Records for this exercise:
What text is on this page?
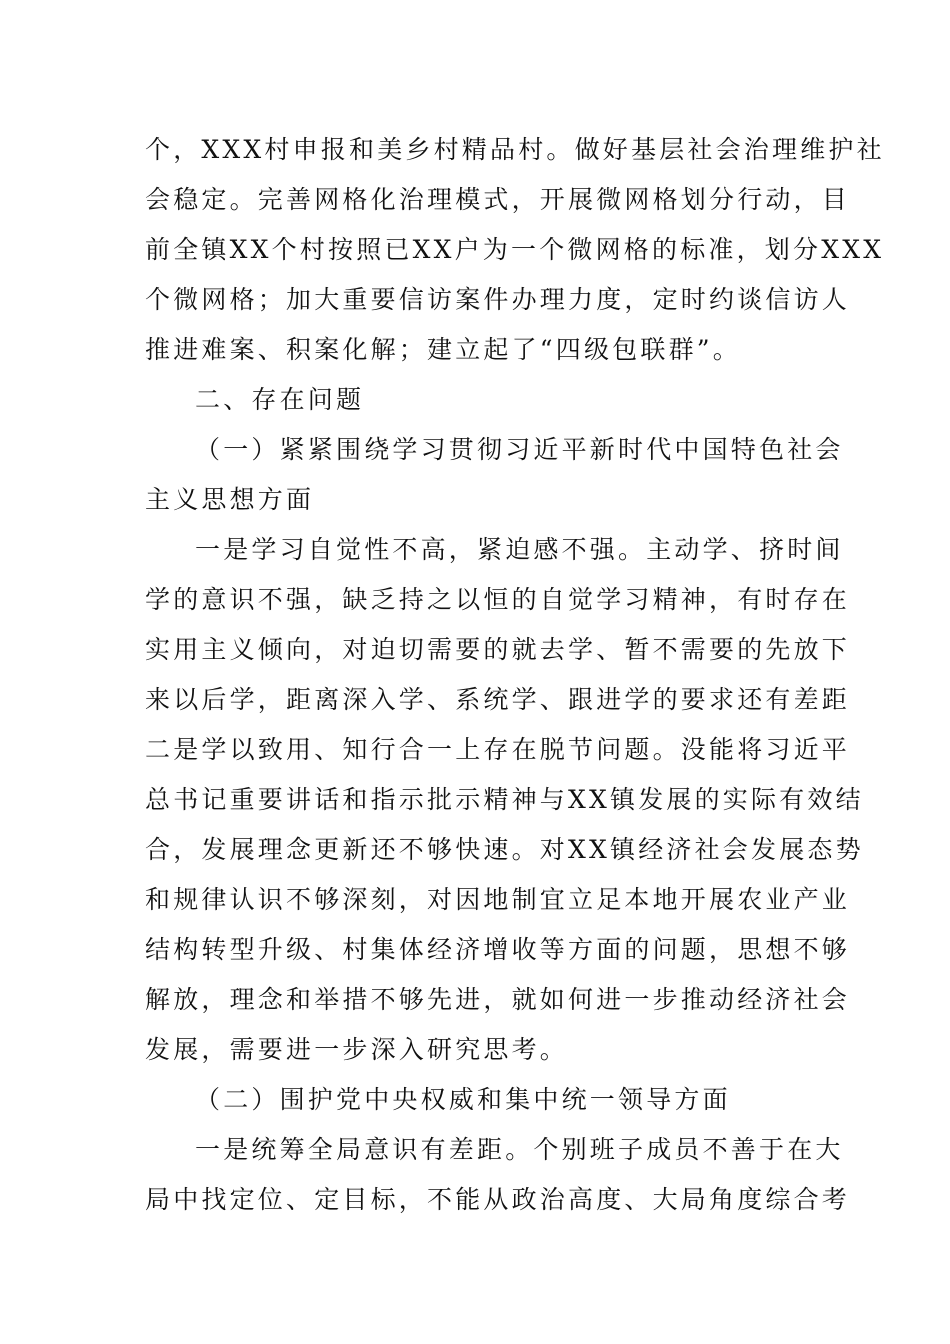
个，XXX村申报和美乡村精品村。做好基层社会治理维护社
会稳定。完善网格化治理模式，开展微网格划分行动，目
前全镇XX个村按照已XX户为一个微网格的标准，划分XXX
个微网格；加大重要信访案件办理力度，定时约谈信访人
推进难案、积案化解；建立起了“四级包联群”。
二、存在问题
（一）紧紧围绕学习贯彻习近平新时代中国特色社会
主义思想方面
一是学习自觉性不高，紧迫感不强。主动学、挤时间
学的意识不强，缺乏持之以恒的自觉学习精神，有时存在
实用主义倾向，对迫切需要的就去学、暂不需要的先放下
来以后学，距离深入学、系统学、跟进学的要求还有差距
二是学以致用、知行合一上存在脱节问题。没能将习近平
总书记重要讲话和指示批示精神与XX镇发展的实际有效结
合，发展理念更新还不够快速。对XX镇经济社会发展态势
和规律认识不够深刻，对因地制宜立足本地开展农业产业
结构转型升级、村集体经济增收等方面的问题，思想不够
解放，理念和举措不够先进，就如何进一步推动经济社会
发展，需要进一步深入研究思考。
（二）围护党中央权威和集中统一领导方面
一是统筹全局意识有差距。个别班子成员不善于在大
局中找定位、定目标，不能从政治高度、大局角度综合考
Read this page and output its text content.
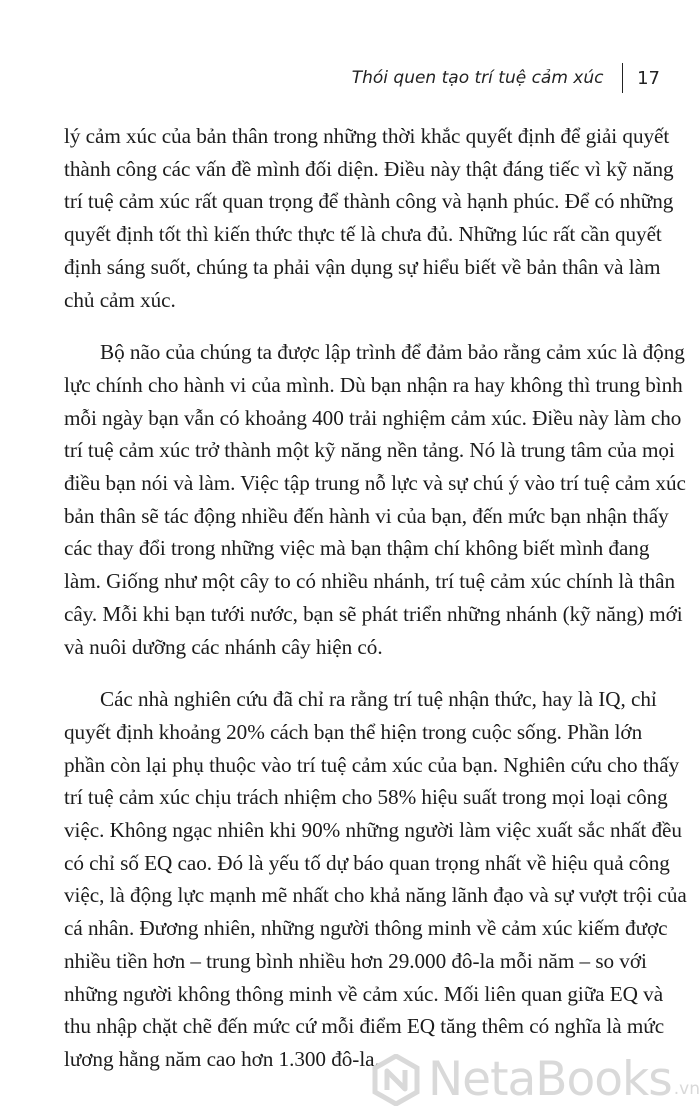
Thói quen tạo trí tuệ cảm xúc 17
lý cảm xúc của bản thân trong những thời khắc quyết định để giải quyết
thành công các vấn đề mình đối diện. Điều này thật đáng tiếc vì kỹ năng
trí tuệ cảm xúc rất quan trọng để thành công và hạnh phúc. Để có những
quyết định tốt thì kiến thức thực tế là chưa đủ. Những lúc rất cần quyết
định sáng suốt, chúng ta phải vận dụng sự hiểu biết về bản thân và làm
chủ cảm xúc.
Bộ não của chúng ta được lập trình để đảm bảo rằng cảm xúc là động
lực chính cho hành vi của mình. Dù bạn nhận ra hay không thì trung bình
mỗi ngày bạn vẫn có khoảng 400 trải nghiệm cảm xúc. Điều này làm cho
trí tuệ cảm xúc trở thành một kỹ năng nền tảng. Nó là trung tâm của mọi
điều bạn nói và làm. Việc tập trung nỗ lực và sự chú ý vào trí tuệ cảm xúc
bản thân sẽ tác động nhiều đến hành vi của bạn, đến mức bạn nhận thấy
các thay đổi trong những việc mà bạn thậm chí không biết mình đang
làm. Giống như một cây to có nhiều nhánh, trí tuệ cảm xúc chính là thân
cây. Mỗi khi bạn tưới nước, bạn sẽ phát triển những nhánh (kỹ năng) mới
và nuôi dưỡng các nhánh cây hiện có.
Các nhà nghiên cứu đã chỉ ra rằng trí tuệ nhận thức, hay là IQ, chỉ
quyết định khoảng 20% cách bạn thể hiện trong cuộc sống. Phần lớn
phần còn lại phụ thuộc vào trí tuệ cảm xúc của bạn. Nghiên cứu cho thấy
trí tuệ cảm xúc chịu trách nhiệm cho 58% hiệu suất trong mọi loại công
việc. Không ngạc nhiên khi 90% những người làm việc xuất sắc nhất đều
có chỉ số EQ cao. Đó là yếu tố dự báo quan trọng nhất về hiệu quả công
việc, là động lực mạnh mẽ nhất cho khả năng lãnh đạo và sự vượt trội của
cá nhân. Đương nhiên, những người thông minh về cảm xúc kiếm được
nhiều tiền hơn – trung bình nhiều hơn 29.000 đô-la mỗi năm – so với
những người không thông minh về cảm xúc. Mối liên quan giữa EQ và
thu nhập chặt chẽ đến mức cứ mỗi điểm EQ tăng thêm có nghĩa là mức
lương hằng năm cao hơn 1.300 đô-la.	NetaBooks .vn
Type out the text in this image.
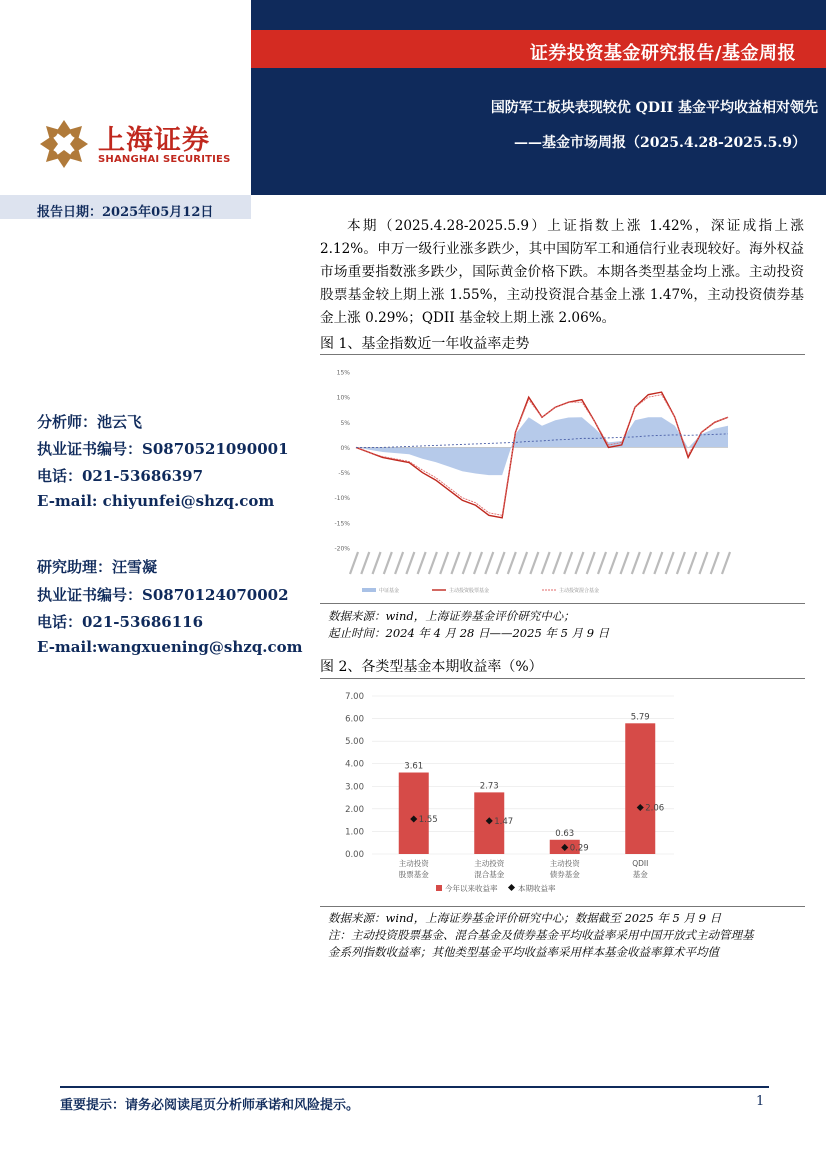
证券投资基金研究报告/基金周报
国防军工板块表现较优 QDII 基金平均收益相对领先
——基金市场周报（2025.4.28-2025.5.9）
上海证券
SHANGHAI SECURITIES
报告日期：2025年05月12日
分析师：池云飞
执业证书编号：S0870521090001
电话：021-53686397
E-mail: chiyunfei@shzq.com
研究助理：汪雪凝
执业证书编号：S0870124070002
电话：021-53686116
E-mail:wangxuening@shzq.com
本期（2025.4.28-2025.5.9）上证指数上涨 1.42%，深证成指上涨 2.12%。申万一级行业涨多跌少，其中国防军工和通信行业表现较好。海外权益市场重要指数涨多跌少，国际黄金价格下跌。本期各类型基金均上涨。主动投资股票基金较上期上涨 1.55%，主动投资混合基金上涨 1.47%，主动投资债券基金上涨 0.29%；QDII 基金较上期上涨 2.06%。
图 1、基金指数近一年收益率走势
15%
10%
5%
0%
-5%
-10%
-15%
-20%
中证基金	主动投资股票基金	主动投资混合基金
数据来源：wind，上海证券基金评价研究中心；
起止时间：2024 年 4 月 28 日——2025 年 5 月 9 日
图 2、各类型基金本期收益率（%）
0.00
1.00
2.00
3.00
4.00
5.00
6.00
7.00
3.61
1.55
2.73
1.47
0.63
0.29
5.79
2.06
主动投资
股票基金
主动投资
混合基金
主动投资
债券基金
QDII
基金
今年以来收益率	本期收益率
数据来源：wind，上海证券基金评价研究中心；数据截至 2025 年 5 月 9 日
注：主动投资股票基金、混合基金及债券基金平均收益率采用中国开放式主动管理基
金系列指数收益率；其他类型基金平均收益率采用样本基金收益率算术平均值
重要提示：请务必阅读尾页分析师承诺和风险提示。	1
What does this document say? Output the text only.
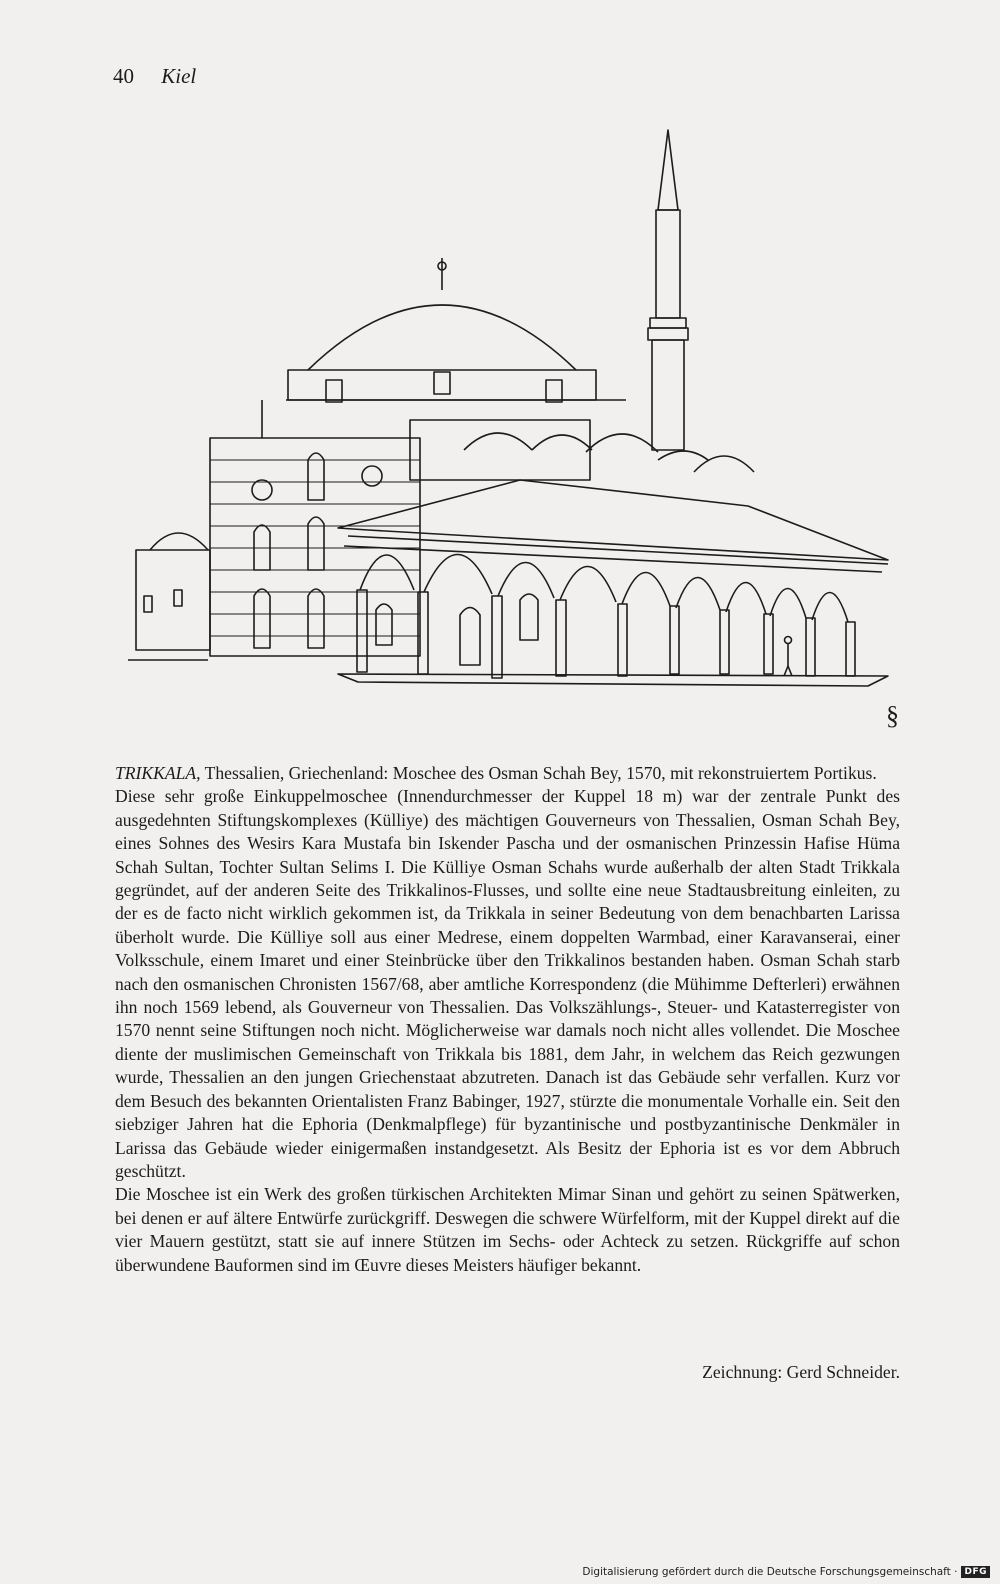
40 Kiel
§

TRIKKALA, Thessalien, Griechenland: Moschee des Osman Schah Bey, 1570, mit rekonstruiertem Portikus.

Diese sehr große Einkuppelmoschee (Innendurchmesser der Kuppel 18 m) war der zentrale Punkt des ausgedehnten Stiftungskomplexes (Külliye) des mächtigen Gouverneurs von Thessalien, Osman Schah Bey, eines Sohnes des Wesirs Kara Mustafa bin Iskender Pascha und der osmanischen Prinzessin Hafise Hüma Schah Sultan, Tochter Sultan Selims I. Die Külliye Osman Schahs wurde außerhalb der alten Stadt Trikkala gegründet, auf der anderen Seite des Trikkalinos-Flusses, und sollte eine neue Stadtausbreitung einleiten, zu der es de facto nicht wirklich gekommen ist, da Trikkala in seiner Bedeutung von dem benachbarten Larissa überholt wurde. Die Külliye soll aus einer Medrese, einem doppelten Warmbad, einer Karavanserai, einer Volksschule, einem Imaret und einer Steinbrücke über den Trikkalinos bestanden haben. Osman Schah starb nach den osmanischen Chronisten 1567/68, aber amtliche Korrespondenz (die Mühimme Defterleri) erwähnen ihn noch 1569 lebend, als Gouverneur von Thessalien. Das Volkszählungs-, Steuer- und Katasterregister von 1570 nennt seine Stiftungen noch nicht. Möglicherweise war damals noch nicht alles vollendet. Die Moschee diente der muslimischen Gemeinschaft von Trikkala bis 1881, dem Jahr, in welchem das Reich gezwungen wurde, Thessalien an den jungen Griechenstaat abzutreten. Danach ist das Gebäude sehr verfallen. Kurz vor dem Besuch des bekannten Orientalisten Franz Babinger, 1927, stürzte die monumentale Vorhalle ein. Seit den siebziger Jahren hat die Ephoria (Denkmalpflege) für byzantinische und postbyzantinische Denkmäler in Larissa das Gebäude wieder einigermaßen instandgesetzt. Als Besitz der Ephoria ist es vor dem Abbruch geschützt.

Die Moschee ist ein Werk des großen türkischen Architekten Mimar Sinan und gehört zu seinen Spätwerken, bei denen er auf ältere Entwürfe zurückgriff. Deswegen die schwere Würfelform, mit der Kuppel direkt auf die vier Mauern gestützt, statt sie auf innere Stützen im Sechs- oder Achteck zu setzen. Rückgriffe auf schon überwundene Bauformen sind im Œuvre dieses Meisters häufiger bekannt.

Zeichnung: Gerd Schneider.
Digitalisierung gefördert durch die Deutsche Forschungsgemeinschaft · DFG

Exercise objective:
Look through the lines above and collect those with the word "执业证书编号".

Full response:
执业证书编号：S0870521090001
执业证书编号：S0870124070002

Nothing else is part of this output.